Tally each line where the word "zaak" occurs, then give only the total.

-- START OF Material --

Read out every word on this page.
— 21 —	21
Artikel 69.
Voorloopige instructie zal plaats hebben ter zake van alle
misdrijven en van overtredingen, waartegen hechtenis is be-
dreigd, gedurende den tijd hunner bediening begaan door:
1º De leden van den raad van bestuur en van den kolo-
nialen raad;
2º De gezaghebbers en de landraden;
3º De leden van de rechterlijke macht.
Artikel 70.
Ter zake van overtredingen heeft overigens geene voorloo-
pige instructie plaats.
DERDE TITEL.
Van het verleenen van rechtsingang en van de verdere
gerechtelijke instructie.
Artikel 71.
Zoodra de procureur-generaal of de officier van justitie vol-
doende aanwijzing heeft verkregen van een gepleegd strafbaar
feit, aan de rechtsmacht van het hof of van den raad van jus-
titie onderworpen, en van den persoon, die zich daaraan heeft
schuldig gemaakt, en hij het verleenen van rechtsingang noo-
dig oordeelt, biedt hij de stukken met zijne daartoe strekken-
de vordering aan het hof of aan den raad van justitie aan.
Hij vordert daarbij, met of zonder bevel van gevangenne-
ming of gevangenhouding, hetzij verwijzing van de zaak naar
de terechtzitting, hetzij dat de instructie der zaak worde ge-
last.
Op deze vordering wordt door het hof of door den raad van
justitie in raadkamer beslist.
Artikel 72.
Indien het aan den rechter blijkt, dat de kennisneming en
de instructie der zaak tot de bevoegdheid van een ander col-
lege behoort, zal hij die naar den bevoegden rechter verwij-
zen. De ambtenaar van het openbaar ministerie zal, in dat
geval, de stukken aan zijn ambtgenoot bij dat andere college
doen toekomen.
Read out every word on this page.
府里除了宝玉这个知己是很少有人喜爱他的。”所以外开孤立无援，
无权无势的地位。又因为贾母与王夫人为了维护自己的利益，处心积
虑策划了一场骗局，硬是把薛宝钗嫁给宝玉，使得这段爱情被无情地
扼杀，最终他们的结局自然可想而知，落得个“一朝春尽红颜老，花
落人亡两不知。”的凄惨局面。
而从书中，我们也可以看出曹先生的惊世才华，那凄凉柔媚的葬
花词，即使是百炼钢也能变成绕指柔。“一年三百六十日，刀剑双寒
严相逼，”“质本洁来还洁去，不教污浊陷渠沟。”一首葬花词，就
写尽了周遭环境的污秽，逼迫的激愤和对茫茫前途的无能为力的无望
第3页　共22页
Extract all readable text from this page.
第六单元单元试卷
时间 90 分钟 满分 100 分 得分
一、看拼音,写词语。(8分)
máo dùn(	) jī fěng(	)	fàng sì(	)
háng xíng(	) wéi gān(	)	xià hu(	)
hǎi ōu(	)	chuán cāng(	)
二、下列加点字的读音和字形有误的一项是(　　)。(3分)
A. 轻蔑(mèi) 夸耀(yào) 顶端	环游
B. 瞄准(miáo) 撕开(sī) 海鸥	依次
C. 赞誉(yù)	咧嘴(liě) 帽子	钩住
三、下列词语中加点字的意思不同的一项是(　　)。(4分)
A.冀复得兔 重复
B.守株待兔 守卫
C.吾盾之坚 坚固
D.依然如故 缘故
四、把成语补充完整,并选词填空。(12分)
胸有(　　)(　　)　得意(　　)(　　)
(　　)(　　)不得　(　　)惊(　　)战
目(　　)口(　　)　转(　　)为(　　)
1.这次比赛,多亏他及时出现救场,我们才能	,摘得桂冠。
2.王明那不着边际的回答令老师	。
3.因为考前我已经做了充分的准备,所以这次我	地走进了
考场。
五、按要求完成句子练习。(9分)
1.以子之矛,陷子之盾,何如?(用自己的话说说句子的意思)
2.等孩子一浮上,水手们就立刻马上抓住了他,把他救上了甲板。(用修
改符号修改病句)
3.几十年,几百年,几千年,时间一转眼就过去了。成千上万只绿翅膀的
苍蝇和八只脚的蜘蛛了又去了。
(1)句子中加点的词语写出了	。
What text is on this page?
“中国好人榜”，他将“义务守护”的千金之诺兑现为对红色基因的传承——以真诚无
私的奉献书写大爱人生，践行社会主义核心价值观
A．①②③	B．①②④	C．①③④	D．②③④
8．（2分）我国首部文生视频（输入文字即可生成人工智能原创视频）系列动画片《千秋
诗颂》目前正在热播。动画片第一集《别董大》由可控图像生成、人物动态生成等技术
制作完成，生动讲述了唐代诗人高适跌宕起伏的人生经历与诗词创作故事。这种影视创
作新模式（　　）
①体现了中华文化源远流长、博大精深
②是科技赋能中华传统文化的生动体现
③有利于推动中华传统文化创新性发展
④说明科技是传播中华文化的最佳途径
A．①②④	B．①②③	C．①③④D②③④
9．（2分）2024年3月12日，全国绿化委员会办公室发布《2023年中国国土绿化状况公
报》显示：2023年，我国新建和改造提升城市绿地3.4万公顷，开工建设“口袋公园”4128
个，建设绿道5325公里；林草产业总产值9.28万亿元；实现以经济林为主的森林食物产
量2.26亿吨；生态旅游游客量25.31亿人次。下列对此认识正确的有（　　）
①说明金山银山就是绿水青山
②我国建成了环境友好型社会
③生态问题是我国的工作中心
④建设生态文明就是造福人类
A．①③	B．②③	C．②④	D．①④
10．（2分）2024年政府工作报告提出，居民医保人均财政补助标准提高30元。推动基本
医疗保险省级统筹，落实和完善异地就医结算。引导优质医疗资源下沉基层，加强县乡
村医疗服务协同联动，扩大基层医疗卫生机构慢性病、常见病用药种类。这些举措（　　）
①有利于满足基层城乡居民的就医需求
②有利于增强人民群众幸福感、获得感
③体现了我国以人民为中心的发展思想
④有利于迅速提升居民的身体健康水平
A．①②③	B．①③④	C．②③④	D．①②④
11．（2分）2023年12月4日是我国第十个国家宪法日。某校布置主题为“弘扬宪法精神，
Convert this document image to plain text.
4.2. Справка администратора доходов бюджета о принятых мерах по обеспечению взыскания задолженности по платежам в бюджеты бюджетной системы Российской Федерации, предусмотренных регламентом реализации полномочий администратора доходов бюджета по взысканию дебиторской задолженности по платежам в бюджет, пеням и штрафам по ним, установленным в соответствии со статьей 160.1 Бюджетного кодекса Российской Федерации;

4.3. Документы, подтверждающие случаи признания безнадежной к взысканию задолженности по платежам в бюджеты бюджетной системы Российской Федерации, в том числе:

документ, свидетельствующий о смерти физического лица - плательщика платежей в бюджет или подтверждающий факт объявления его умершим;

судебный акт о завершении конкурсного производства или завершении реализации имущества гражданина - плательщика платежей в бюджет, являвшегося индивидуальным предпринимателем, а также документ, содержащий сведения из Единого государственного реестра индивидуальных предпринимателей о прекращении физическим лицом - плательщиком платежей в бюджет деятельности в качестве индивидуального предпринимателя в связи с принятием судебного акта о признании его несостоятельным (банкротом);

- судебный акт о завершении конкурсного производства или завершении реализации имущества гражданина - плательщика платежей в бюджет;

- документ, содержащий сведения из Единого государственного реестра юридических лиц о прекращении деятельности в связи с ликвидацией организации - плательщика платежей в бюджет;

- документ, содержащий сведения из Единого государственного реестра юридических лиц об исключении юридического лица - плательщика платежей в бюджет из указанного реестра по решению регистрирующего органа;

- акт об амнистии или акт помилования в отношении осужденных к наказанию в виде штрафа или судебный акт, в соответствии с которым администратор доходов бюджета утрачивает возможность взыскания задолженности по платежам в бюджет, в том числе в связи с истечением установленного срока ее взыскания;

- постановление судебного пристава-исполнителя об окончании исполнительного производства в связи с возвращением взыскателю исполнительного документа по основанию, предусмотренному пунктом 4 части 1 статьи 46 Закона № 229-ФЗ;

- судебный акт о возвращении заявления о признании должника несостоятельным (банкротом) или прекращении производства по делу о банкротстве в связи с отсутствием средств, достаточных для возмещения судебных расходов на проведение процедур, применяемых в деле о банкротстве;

-- END OF Material --

_Output below_.
3